> **Source material**
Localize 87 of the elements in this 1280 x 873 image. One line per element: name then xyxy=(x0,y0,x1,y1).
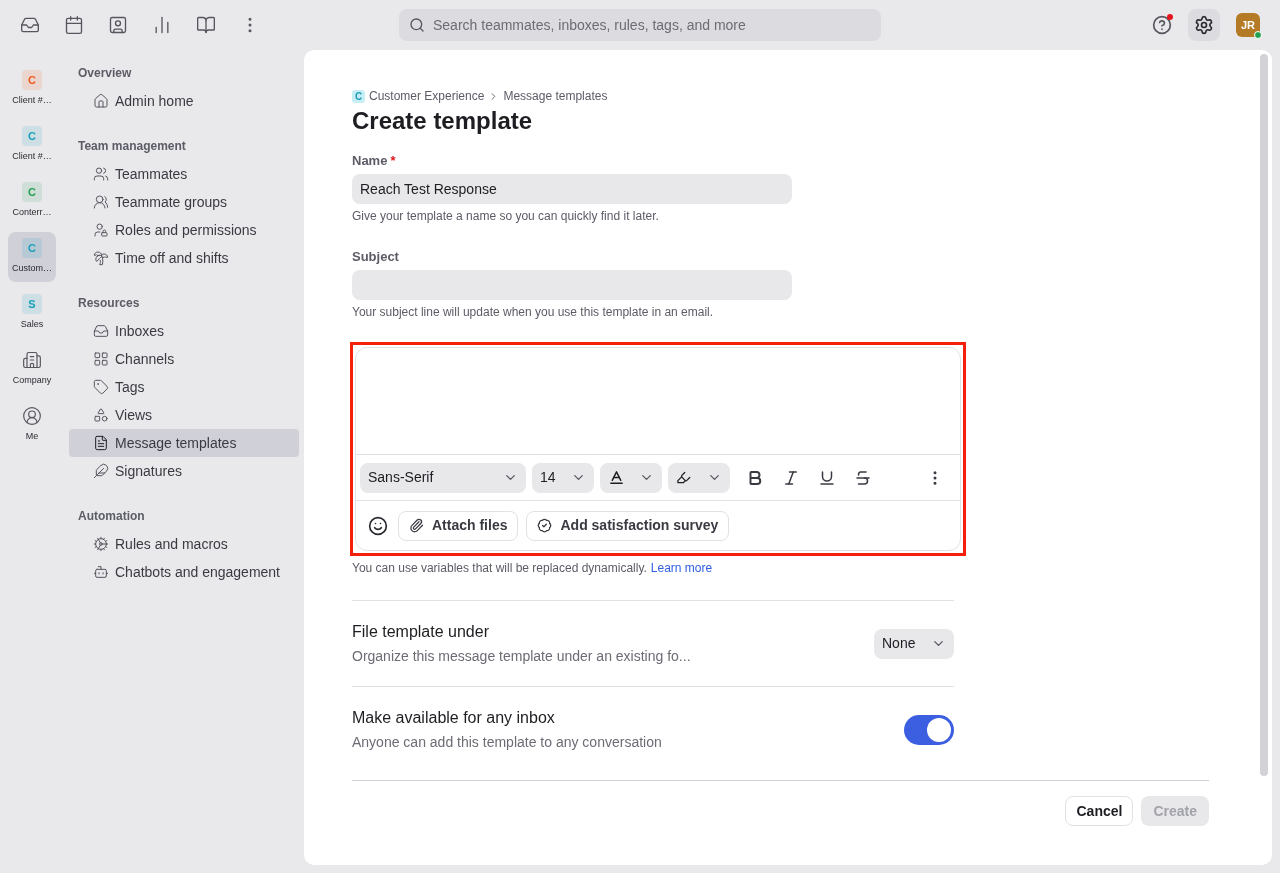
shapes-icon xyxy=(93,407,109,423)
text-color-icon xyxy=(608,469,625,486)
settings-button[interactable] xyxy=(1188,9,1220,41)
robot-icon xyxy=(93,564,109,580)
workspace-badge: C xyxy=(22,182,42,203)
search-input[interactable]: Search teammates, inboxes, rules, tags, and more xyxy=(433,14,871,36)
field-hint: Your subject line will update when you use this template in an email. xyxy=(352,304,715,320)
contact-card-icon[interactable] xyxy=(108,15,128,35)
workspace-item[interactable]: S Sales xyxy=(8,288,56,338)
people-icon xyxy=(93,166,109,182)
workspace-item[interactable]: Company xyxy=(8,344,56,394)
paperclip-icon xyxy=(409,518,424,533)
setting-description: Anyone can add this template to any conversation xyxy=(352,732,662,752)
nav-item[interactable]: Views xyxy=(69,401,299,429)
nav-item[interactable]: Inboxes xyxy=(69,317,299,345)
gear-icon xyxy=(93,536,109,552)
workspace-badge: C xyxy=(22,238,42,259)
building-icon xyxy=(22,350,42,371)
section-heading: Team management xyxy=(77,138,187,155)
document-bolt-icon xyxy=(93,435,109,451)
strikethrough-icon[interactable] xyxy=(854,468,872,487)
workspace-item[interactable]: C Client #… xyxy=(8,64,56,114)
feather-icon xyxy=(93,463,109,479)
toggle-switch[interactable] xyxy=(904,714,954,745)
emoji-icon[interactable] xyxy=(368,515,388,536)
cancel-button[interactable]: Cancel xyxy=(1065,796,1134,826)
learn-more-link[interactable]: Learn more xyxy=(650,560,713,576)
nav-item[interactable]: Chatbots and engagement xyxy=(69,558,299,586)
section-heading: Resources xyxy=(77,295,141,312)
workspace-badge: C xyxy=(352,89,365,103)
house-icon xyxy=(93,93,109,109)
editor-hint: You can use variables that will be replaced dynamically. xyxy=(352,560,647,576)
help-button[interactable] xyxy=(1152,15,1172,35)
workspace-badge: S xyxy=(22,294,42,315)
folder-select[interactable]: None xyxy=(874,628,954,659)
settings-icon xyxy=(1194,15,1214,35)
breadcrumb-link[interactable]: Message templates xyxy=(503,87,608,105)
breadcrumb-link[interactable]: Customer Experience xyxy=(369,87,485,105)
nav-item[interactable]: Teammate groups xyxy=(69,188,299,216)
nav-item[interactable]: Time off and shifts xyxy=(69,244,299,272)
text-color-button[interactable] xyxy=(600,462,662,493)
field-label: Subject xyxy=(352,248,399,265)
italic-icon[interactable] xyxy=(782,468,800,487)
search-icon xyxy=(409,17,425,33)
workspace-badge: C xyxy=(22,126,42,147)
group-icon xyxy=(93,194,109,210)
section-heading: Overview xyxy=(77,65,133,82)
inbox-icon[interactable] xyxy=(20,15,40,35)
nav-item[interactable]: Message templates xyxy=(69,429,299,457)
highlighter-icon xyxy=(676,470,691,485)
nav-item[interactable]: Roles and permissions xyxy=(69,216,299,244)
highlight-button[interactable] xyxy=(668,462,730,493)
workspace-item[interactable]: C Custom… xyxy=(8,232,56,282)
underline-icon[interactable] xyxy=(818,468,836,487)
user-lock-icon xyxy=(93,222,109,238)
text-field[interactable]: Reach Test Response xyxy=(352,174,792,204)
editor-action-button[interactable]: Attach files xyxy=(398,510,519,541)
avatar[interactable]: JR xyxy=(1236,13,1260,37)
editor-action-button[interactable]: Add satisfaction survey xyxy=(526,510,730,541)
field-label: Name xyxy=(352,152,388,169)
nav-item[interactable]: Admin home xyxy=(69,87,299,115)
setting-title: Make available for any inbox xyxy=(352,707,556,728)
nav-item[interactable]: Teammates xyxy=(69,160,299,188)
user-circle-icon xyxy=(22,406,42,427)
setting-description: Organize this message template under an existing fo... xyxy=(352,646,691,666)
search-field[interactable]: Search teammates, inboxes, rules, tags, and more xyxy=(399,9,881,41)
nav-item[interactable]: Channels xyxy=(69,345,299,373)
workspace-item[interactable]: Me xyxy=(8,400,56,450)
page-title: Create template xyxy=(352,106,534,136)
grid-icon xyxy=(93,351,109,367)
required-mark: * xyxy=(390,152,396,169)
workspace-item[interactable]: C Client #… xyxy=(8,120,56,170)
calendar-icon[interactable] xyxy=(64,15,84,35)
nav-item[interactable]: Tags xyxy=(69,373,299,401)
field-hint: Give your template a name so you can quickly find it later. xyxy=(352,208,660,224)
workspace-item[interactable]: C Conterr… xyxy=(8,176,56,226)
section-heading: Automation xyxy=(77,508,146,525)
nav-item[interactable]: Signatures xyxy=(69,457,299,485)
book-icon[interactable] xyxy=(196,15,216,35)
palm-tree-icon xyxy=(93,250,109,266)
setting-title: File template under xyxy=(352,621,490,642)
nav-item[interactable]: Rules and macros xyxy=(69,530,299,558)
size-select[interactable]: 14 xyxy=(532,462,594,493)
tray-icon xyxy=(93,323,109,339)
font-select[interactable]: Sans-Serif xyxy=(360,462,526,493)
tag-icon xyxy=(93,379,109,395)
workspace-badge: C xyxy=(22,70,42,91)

> **What the task asks**
Show, copied in full, each line of the data above that contains the string "breadcrumb".

> **Expected output**
breadcrumb-link[interactable]: Message templates xyxy=(503,87,608,105)
breadcrumb-link[interactable]: Customer Experience xyxy=(369,87,485,105)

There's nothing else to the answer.